START Dataset excerpts

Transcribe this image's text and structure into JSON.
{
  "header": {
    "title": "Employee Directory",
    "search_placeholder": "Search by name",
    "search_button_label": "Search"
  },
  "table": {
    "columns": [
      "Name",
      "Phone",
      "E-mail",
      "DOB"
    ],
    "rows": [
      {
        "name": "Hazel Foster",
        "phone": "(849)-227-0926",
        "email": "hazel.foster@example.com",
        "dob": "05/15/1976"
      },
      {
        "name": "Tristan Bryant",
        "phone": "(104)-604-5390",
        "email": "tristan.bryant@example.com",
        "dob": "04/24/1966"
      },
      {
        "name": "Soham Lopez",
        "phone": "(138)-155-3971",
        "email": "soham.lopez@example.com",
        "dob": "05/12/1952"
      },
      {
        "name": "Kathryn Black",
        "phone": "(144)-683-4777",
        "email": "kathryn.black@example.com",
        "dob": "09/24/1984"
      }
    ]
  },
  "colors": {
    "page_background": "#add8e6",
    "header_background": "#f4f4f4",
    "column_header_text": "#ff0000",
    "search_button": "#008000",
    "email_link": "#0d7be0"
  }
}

END Dataset excerpts
START Dataset excerpts

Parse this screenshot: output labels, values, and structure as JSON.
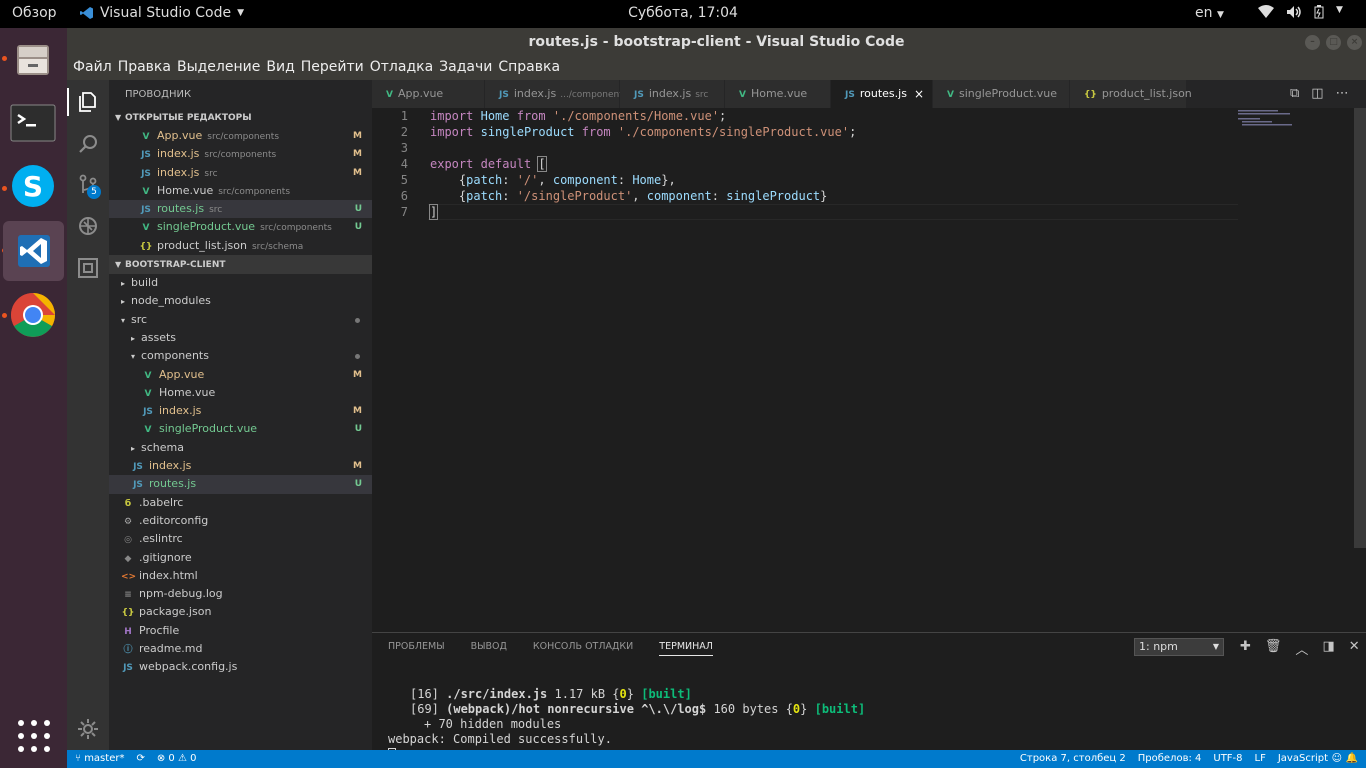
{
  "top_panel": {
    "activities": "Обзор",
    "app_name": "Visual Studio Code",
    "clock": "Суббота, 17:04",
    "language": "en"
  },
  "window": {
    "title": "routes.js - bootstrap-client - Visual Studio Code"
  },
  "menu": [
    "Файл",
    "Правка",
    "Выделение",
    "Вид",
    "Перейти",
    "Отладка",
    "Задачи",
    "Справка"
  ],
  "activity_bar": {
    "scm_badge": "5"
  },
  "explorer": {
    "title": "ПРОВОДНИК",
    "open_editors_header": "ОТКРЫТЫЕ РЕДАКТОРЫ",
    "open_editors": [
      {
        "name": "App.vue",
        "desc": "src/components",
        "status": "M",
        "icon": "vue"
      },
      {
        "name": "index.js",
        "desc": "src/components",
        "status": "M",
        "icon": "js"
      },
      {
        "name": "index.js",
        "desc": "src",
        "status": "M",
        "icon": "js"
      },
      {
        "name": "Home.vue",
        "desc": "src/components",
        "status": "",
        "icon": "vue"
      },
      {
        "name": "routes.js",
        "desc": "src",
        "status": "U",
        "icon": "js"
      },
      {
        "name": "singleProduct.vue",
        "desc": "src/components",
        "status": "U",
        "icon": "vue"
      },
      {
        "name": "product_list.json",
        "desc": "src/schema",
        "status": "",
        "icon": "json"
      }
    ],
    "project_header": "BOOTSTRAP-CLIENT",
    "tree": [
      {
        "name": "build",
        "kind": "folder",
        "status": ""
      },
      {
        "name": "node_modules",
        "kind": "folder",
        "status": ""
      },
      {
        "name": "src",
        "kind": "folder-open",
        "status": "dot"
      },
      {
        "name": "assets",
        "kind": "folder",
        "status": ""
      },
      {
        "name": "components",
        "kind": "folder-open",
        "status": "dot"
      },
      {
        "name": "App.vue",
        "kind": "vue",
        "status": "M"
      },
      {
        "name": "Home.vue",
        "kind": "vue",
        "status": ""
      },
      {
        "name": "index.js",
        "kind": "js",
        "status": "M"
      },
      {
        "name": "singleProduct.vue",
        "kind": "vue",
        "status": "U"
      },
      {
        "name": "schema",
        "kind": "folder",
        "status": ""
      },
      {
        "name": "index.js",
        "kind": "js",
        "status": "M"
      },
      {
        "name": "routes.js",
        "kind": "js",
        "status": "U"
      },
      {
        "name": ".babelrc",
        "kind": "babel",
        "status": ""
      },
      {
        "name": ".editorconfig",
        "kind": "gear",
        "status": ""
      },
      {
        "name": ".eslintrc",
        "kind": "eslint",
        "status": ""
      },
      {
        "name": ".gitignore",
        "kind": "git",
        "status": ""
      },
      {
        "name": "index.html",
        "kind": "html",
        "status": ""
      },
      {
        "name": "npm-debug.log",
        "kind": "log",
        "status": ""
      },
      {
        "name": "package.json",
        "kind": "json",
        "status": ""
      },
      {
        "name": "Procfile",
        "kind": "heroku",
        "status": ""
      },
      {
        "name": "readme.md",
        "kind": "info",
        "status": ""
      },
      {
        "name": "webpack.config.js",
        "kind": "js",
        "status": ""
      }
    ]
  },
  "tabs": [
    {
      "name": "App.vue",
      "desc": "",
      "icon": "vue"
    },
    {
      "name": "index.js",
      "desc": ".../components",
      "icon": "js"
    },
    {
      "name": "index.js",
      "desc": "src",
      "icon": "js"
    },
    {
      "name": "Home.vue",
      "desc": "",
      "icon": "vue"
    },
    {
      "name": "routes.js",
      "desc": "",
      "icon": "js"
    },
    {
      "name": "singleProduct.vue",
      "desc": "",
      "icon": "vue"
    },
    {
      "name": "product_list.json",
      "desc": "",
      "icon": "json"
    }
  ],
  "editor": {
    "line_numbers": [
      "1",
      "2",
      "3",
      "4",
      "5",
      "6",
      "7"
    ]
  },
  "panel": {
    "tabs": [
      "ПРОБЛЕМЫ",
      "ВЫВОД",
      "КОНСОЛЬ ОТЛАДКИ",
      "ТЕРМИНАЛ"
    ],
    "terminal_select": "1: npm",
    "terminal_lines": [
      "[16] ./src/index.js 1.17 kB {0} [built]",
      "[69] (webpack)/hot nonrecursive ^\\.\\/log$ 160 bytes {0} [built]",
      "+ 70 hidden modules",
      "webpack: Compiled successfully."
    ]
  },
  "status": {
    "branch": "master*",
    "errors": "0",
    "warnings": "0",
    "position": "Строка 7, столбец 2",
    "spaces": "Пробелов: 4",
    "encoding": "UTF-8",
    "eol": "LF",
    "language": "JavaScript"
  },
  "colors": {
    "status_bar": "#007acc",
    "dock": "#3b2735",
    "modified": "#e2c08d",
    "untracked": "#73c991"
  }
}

END Dataset excerpts

- _Exercise_
Read the lines above. Gather those in which the string "Code" is found.

- _Answer to this exercise_
    "app_name": "Visual Studio Code",
    "title": "routes.js - bootstrap-client - Visual Studio Code"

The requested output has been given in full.